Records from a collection
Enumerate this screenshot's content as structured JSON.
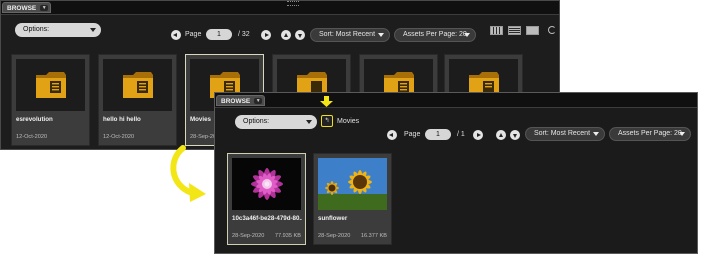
{
  "back_panel": {
    "tab_label": "BROWSE",
    "options_label": "Options:",
    "pager": {
      "label": "Page",
      "current": "1",
      "total": "/ 32"
    },
    "sort_label": "Sort: Most Recent",
    "per_page_label": "Assets Per Page: 20",
    "items": [
      {
        "name": "esrevolution",
        "date": "12-Oct-2020"
      },
      {
        "name": "hello hi hello",
        "date": "12-Oct-2020"
      },
      {
        "name": "Movies",
        "date": "28-Sep-20"
      },
      {
        "name": "",
        "date": ""
      },
      {
        "name": "",
        "date": ""
      },
      {
        "name": "",
        "date": ""
      }
    ]
  },
  "front_panel": {
    "tab_label": "BROWSE",
    "options_label": "Options:",
    "breadcrumb": "Movies",
    "up_glyph": "↰",
    "pager": {
      "label": "Page",
      "current": "1",
      "total": "/ 1"
    },
    "sort_label": "Sort: Most Recent",
    "per_page_label": "Assets Per Page: 20",
    "items": [
      {
        "name": "10c3a46f-be28-479d-80...",
        "date": "28-Sep-2020",
        "size": "77.935 KB"
      },
      {
        "name": "sunflower",
        "date": "28-Sep-2020",
        "size": "16.377 KB"
      }
    ]
  },
  "colors": {
    "annotation_yellow": "#f3e617",
    "folder_yellow": "#e2a215",
    "panel_bg": "#1d1d1d"
  }
}
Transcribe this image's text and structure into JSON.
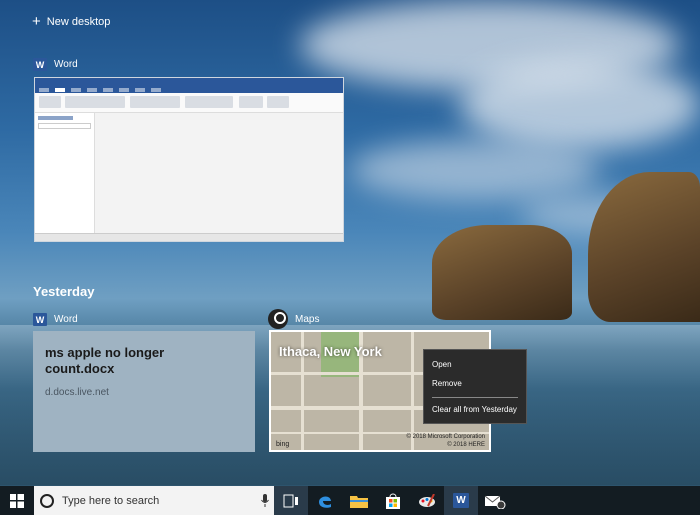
{
  "new_desktop": {
    "label": "New desktop"
  },
  "timeline": {
    "current": {
      "app_name": "Word"
    },
    "section_heading": "Yesterday",
    "cards": [
      {
        "app_name": "Word",
        "title": "ms apple no longer count.docx",
        "source": "d.docs.live.net"
      },
      {
        "app_name": "Maps",
        "title": "Ithaca, New York",
        "bing": "bing",
        "copyright_1": "© 2018 Microsoft Corporation",
        "copyright_2": "© 2018 HERE"
      }
    ]
  },
  "context_menu": {
    "items": [
      "Open",
      "Remove",
      "Clear all from Yesterday"
    ]
  },
  "taskbar": {
    "search_placeholder": "Type here to search",
    "icons": [
      "windows-start-icon",
      "task-view-icon",
      "edge-icon",
      "file-explorer-icon",
      "store-icon",
      "paint-icon",
      "word-icon",
      "mail-icon"
    ]
  },
  "colors": {
    "word_blue": "#2b579a",
    "taskbar": "#131c22",
    "menu_bg": "#2b2b2b"
  }
}
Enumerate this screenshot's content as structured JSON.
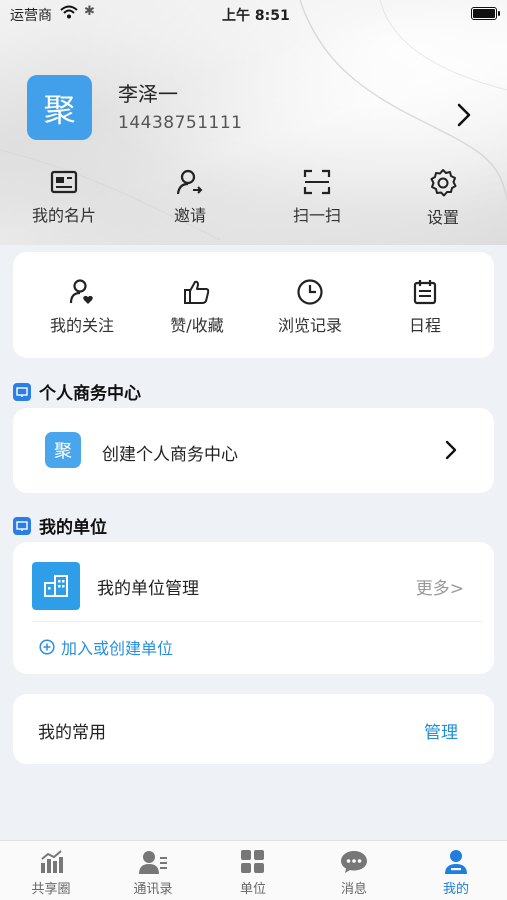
{
  "status_bar": {
    "carrier": "运营商",
    "time": "上午 8:51"
  },
  "profile": {
    "avatar_char": "聚",
    "name": "李泽一",
    "phone": "14438751111"
  },
  "quick_actions": [
    {
      "label": "我的名片",
      "icon": "business-card-icon"
    },
    {
      "label": "邀请",
      "icon": "invite-user-icon"
    },
    {
      "label": "扫一扫",
      "icon": "scan-icon"
    },
    {
      "label": "设置",
      "icon": "gear-icon"
    }
  ],
  "favorites": [
    {
      "label": "我的关注",
      "icon": "follow-user-icon"
    },
    {
      "label": "赞/收藏",
      "icon": "thumbs-up-icon"
    },
    {
      "label": "浏览记录",
      "icon": "clock-icon"
    },
    {
      "label": "日程",
      "icon": "calendar-icon"
    }
  ],
  "personal_business": {
    "section_title": "个人商务中心",
    "logo_char": "聚",
    "create_label": "创建个人商务中心"
  },
  "my_unit": {
    "section_title": "我的单位",
    "manage_label": "我的单位管理",
    "more_label": "更多>",
    "join_label": "加入或创建单位"
  },
  "common": {
    "label": "我的常用",
    "manage_label": "管理"
  },
  "tabbar": [
    {
      "label": "共享圈",
      "icon": "share-circle-icon",
      "active": false
    },
    {
      "label": "通讯录",
      "icon": "contacts-icon",
      "active": false
    },
    {
      "label": "单位",
      "icon": "grid-icon",
      "active": false
    },
    {
      "label": "消息",
      "icon": "message-icon",
      "active": false
    },
    {
      "label": "我的",
      "icon": "profile-icon",
      "active": true
    }
  ],
  "colors": {
    "accent": "#1f7fe0",
    "avatar_bg": "#42a0ea",
    "page_bg": "#eef1f5"
  }
}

*SET EXERCISE*:
Without including any picture, repeat the data exactly.

*THE REPLY*:
Enumerate this screenshot's content as structured JSON.
{
  "back_panel": {
    "tab_label": "BROWSE",
    "options_label": "Options:",
    "pager": {
      "label": "Page",
      "current": "1",
      "total": "/ 32"
    },
    "sort_label": "Sort: Most Recent",
    "per_page_label": "Assets Per Page: 20",
    "items": [
      {
        "name": "esrevolution",
        "date": "12-Oct-2020"
      },
      {
        "name": "hello hi hello",
        "date": "12-Oct-2020"
      },
      {
        "name": "Movies",
        "date": "28-Sep-20"
      },
      {
        "name": "",
        "date": ""
      },
      {
        "name": "",
        "date": ""
      },
      {
        "name": "",
        "date": ""
      }
    ]
  },
  "front_panel": {
    "tab_label": "BROWSE",
    "options_label": "Options:",
    "breadcrumb": "Movies",
    "up_glyph": "↰",
    "pager": {
      "label": "Page",
      "current": "1",
      "total": "/ 1"
    },
    "sort_label": "Sort: Most Recent",
    "per_page_label": "Assets Per Page: 20",
    "items": [
      {
        "name": "10c3a46f-be28-479d-80...",
        "date": "28-Sep-2020",
        "size": "77.935 KB"
      },
      {
        "name": "sunflower",
        "date": "28-Sep-2020",
        "size": "16.377 KB"
      }
    ]
  },
  "colors": {
    "annotation_yellow": "#f3e617",
    "folder_yellow": "#e2a215",
    "panel_bg": "#1d1d1d"
  }
}
Transcribe this image's text and structure into JSON.
{
  "new_desktop": {
    "label": "New desktop"
  },
  "timeline": {
    "current": {
      "app_name": "Word"
    },
    "section_heading": "Yesterday",
    "cards": [
      {
        "app_name": "Word",
        "title": "ms apple no longer count.docx",
        "source": "d.docs.live.net"
      },
      {
        "app_name": "Maps",
        "title": "Ithaca, New York",
        "bing": "bing",
        "copyright_1": "© 2018 Microsoft Corporation",
        "copyright_2": "© 2018 HERE"
      }
    ]
  },
  "context_menu": {
    "items": [
      "Open",
      "Remove",
      "Clear all from Yesterday"
    ]
  },
  "taskbar": {
    "search_placeholder": "Type here to search",
    "icons": [
      "windows-start-icon",
      "task-view-icon",
      "edge-icon",
      "file-explorer-icon",
      "store-icon",
      "paint-icon",
      "word-icon",
      "mail-icon"
    ]
  },
  "colors": {
    "word_blue": "#2b579a",
    "taskbar": "#131c22",
    "menu_bg": "#2b2b2b"
  }
}
Enumerate this screenshot's content as structured JSON.
{
  "status_bar": {
    "carrier": "运营商",
    "time": "上午 8:51"
  },
  "profile": {
    "avatar_char": "聚",
    "name": "李泽一",
    "phone": "14438751111"
  },
  "quick_actions": [
    {
      "label": "我的名片",
      "icon": "business-card-icon"
    },
    {
      "label": "邀请",
      "icon": "invite-user-icon"
    },
    {
      "label": "扫一扫",
      "icon": "scan-icon"
    },
    {
      "label": "设置",
      "icon": "gear-icon"
    }
  ],
  "favorites": [
    {
      "label": "我的关注",
      "icon": "follow-user-icon"
    },
    {
      "label": "赞/收藏",
      "icon": "thumbs-up-icon"
    },
    {
      "label": "浏览记录",
      "icon": "clock-icon"
    },
    {
      "label": "日程",
      "icon": "calendar-icon"
    }
  ],
  "personal_business": {
    "section_title": "个人商务中心",
    "logo_char": "聚",
    "create_label": "创建个人商务中心"
  },
  "my_unit": {
    "section_title": "我的单位",
    "manage_label": "我的单位管理",
    "more_label": "更多>",
    "join_label": "加入或创建单位"
  },
  "common": {
    "label": "我的常用",
    "manage_label": "管理"
  },
  "tabbar": [
    {
      "label": "共享圈",
      "icon": "share-circle-icon",
      "active": false
    },
    {
      "label": "通讯录",
      "icon": "contacts-icon",
      "active": false
    },
    {
      "label": "单位",
      "icon": "grid-icon",
      "active": false
    },
    {
      "label": "消息",
      "icon": "message-icon",
      "active": false
    },
    {
      "label": "我的",
      "icon": "profile-icon",
      "active": true
    }
  ],
  "colors": {
    "accent": "#1f7fe0",
    "avatar_bg": "#42a0ea",
    "page_bg": "#eef1f5"
  }
}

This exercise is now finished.